**Material provided**
· · · ·

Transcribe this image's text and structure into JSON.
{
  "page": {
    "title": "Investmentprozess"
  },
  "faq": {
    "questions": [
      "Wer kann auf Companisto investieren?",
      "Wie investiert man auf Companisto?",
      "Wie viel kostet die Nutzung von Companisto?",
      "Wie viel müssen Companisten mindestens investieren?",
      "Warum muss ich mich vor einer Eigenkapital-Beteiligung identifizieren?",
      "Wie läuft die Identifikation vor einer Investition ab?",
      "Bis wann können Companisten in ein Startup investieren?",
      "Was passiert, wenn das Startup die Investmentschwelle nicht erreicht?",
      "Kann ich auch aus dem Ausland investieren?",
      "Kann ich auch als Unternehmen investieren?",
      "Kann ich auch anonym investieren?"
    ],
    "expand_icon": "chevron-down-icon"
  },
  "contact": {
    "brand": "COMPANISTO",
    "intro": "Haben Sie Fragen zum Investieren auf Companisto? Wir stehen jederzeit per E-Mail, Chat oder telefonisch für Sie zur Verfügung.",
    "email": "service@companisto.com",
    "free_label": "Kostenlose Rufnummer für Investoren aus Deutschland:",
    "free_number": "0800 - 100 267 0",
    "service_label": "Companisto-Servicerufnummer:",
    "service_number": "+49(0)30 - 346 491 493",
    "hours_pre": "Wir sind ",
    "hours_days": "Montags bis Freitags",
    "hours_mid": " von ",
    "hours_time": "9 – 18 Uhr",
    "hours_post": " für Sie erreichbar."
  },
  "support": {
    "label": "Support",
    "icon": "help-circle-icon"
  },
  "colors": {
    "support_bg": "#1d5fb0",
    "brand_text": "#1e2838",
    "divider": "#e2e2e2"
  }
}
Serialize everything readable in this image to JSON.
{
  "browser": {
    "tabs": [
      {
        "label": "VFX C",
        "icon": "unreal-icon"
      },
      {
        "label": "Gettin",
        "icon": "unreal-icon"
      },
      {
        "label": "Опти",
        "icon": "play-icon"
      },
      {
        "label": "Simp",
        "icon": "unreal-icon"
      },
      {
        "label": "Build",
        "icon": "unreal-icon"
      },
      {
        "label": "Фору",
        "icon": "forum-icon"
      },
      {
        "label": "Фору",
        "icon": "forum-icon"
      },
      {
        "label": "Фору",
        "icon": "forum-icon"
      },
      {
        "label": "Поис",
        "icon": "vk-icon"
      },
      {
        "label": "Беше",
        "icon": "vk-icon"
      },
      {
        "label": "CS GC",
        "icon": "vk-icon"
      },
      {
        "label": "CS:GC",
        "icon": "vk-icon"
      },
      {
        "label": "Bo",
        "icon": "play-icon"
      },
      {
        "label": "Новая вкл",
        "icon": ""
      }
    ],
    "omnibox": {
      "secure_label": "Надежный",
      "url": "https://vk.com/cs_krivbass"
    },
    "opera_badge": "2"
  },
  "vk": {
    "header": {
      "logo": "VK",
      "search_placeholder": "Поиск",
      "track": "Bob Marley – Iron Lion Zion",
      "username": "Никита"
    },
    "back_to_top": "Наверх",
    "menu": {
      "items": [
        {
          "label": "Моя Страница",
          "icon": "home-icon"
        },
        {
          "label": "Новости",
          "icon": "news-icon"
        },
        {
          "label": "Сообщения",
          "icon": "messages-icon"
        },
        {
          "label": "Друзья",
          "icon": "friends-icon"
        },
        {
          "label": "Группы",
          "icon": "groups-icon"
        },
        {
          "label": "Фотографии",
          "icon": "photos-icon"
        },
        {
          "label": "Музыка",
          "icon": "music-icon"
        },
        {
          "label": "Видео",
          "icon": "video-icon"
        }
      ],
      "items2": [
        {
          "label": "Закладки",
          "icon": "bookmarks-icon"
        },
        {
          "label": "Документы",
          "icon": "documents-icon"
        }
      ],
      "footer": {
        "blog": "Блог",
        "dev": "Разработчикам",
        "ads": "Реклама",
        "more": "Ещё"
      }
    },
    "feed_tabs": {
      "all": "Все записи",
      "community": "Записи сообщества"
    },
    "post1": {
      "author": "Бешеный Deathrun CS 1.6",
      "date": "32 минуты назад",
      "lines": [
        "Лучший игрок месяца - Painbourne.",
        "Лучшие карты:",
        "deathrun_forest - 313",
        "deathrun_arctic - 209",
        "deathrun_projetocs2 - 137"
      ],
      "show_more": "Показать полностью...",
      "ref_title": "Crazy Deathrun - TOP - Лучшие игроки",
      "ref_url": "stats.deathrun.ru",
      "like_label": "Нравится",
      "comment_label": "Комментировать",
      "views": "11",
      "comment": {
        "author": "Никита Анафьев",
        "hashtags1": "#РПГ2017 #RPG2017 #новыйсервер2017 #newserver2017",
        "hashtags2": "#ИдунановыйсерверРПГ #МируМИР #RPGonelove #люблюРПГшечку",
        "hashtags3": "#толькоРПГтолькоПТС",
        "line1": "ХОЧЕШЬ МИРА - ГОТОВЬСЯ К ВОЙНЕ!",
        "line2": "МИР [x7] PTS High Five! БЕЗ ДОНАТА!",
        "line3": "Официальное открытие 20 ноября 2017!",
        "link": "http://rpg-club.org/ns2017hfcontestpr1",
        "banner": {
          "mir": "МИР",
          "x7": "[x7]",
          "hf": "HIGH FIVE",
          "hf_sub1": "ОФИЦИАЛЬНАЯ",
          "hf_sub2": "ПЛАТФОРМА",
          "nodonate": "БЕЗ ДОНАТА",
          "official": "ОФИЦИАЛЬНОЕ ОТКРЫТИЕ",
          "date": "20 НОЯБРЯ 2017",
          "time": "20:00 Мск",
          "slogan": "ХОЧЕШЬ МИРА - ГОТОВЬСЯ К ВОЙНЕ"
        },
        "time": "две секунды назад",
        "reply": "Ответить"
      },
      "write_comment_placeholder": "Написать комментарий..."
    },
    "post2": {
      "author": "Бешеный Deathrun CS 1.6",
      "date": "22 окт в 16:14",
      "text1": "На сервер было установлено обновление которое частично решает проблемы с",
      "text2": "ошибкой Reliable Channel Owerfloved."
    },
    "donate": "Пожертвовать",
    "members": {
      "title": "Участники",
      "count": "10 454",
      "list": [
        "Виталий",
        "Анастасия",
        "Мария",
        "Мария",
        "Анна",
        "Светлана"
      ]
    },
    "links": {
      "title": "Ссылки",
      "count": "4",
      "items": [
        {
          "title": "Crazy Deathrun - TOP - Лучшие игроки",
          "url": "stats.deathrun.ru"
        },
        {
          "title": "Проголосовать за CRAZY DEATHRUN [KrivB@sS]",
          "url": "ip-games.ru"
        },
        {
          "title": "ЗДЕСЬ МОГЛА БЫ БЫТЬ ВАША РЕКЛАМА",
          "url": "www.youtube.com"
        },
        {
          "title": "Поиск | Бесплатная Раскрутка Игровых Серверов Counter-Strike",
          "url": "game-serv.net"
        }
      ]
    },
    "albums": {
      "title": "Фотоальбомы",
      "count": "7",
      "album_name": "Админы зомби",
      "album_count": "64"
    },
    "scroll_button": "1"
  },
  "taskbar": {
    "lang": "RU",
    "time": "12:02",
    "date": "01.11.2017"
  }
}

· · · ·

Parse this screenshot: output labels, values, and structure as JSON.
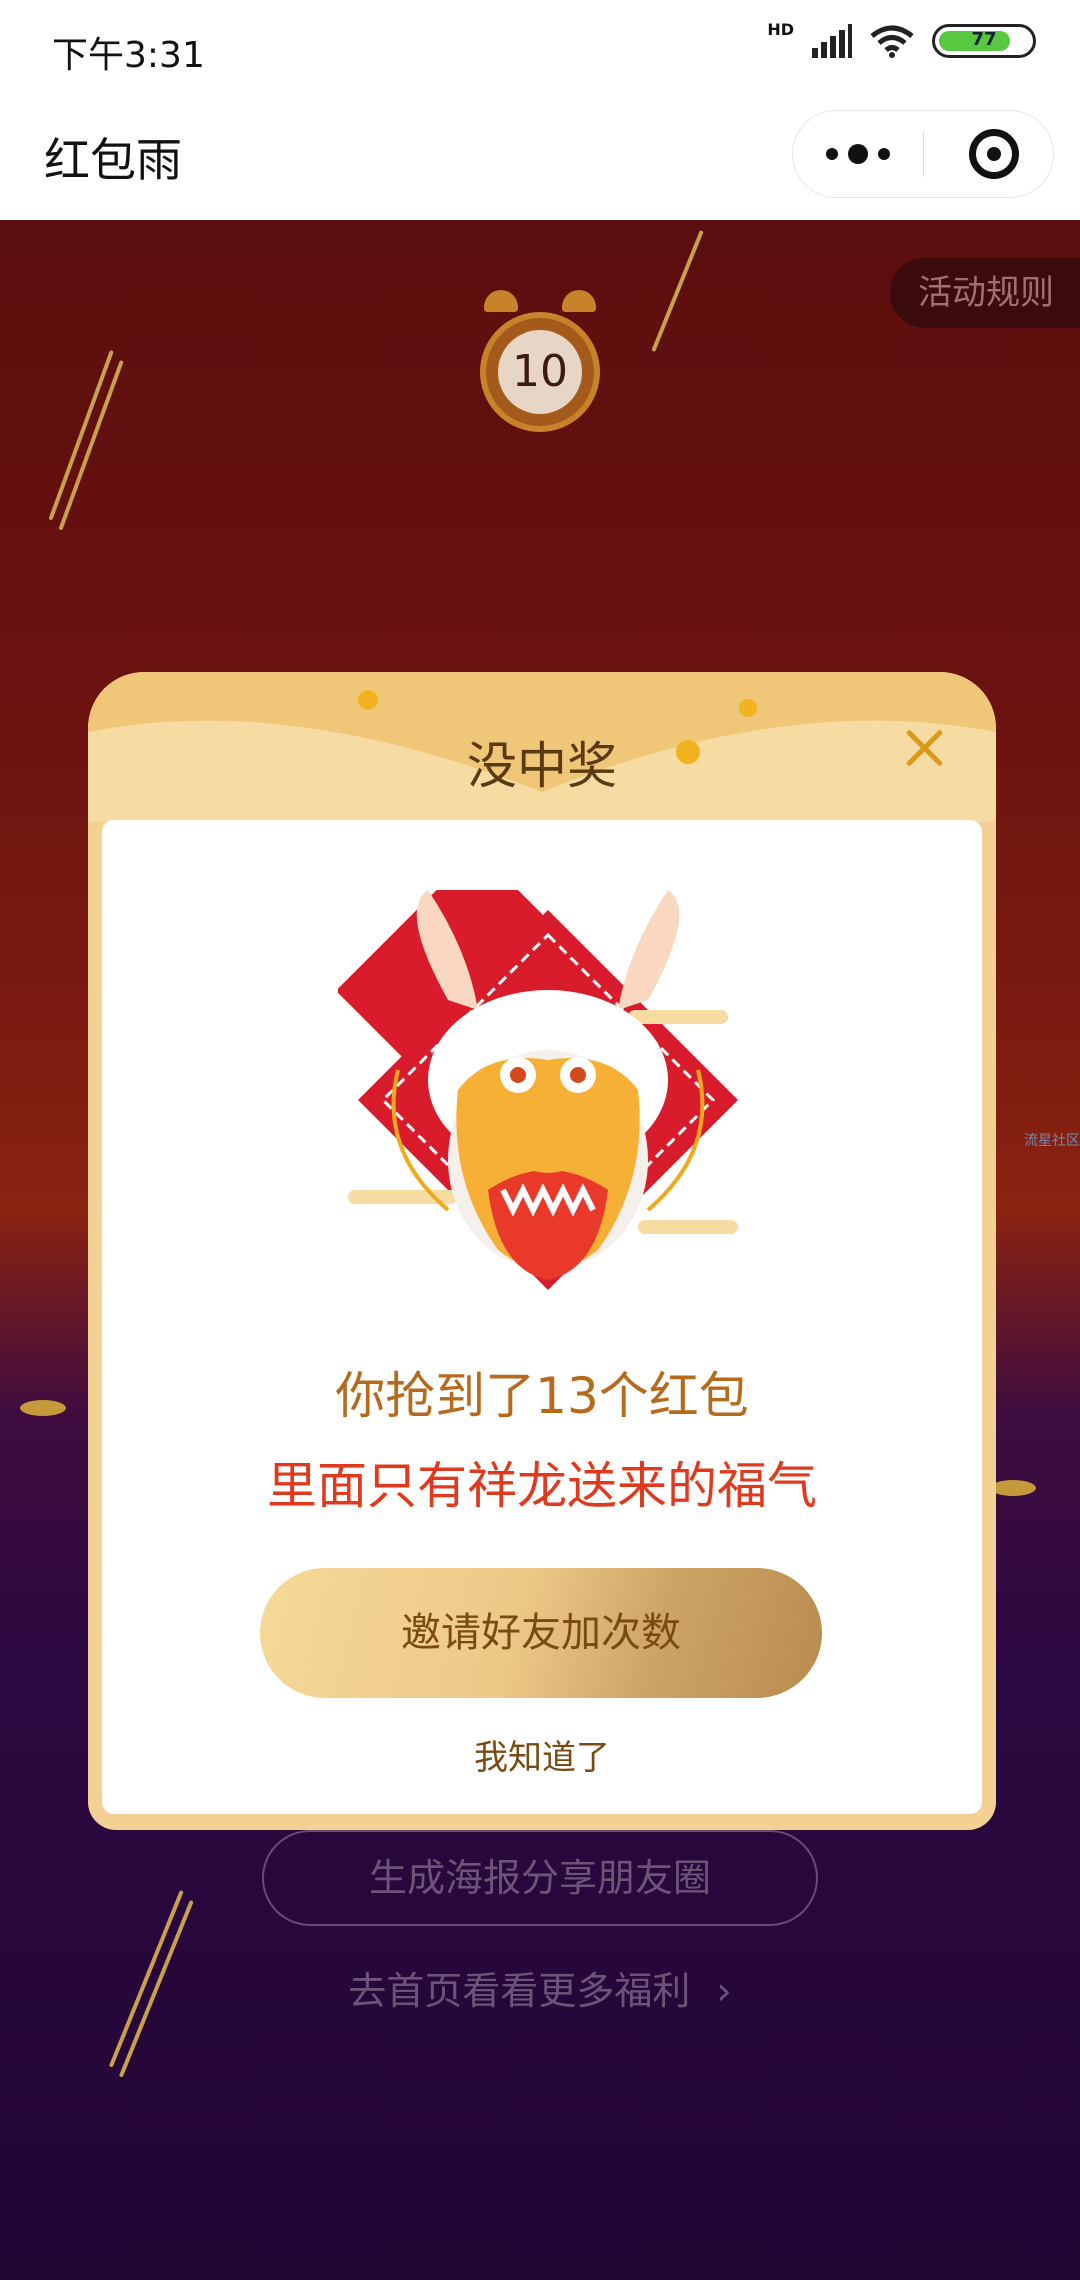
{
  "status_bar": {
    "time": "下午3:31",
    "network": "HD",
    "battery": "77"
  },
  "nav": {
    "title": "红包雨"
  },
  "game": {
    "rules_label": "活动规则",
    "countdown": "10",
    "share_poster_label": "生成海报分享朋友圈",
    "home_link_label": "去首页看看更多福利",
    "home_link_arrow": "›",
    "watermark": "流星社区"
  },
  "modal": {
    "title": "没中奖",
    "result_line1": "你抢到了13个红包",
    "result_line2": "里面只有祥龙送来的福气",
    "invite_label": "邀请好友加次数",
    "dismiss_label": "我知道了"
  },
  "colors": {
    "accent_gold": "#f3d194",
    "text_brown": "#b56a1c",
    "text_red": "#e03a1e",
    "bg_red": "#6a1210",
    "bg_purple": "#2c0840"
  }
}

· · · ·

**Work instructions**
Copy out each line of the records where the string "JSON" appears.

**The solution**
Transcribe this image's text and structure into JSON.
Serialize everything readable in this image to JSON.
Parse this screenshot: output labels, values, and structure as JSON.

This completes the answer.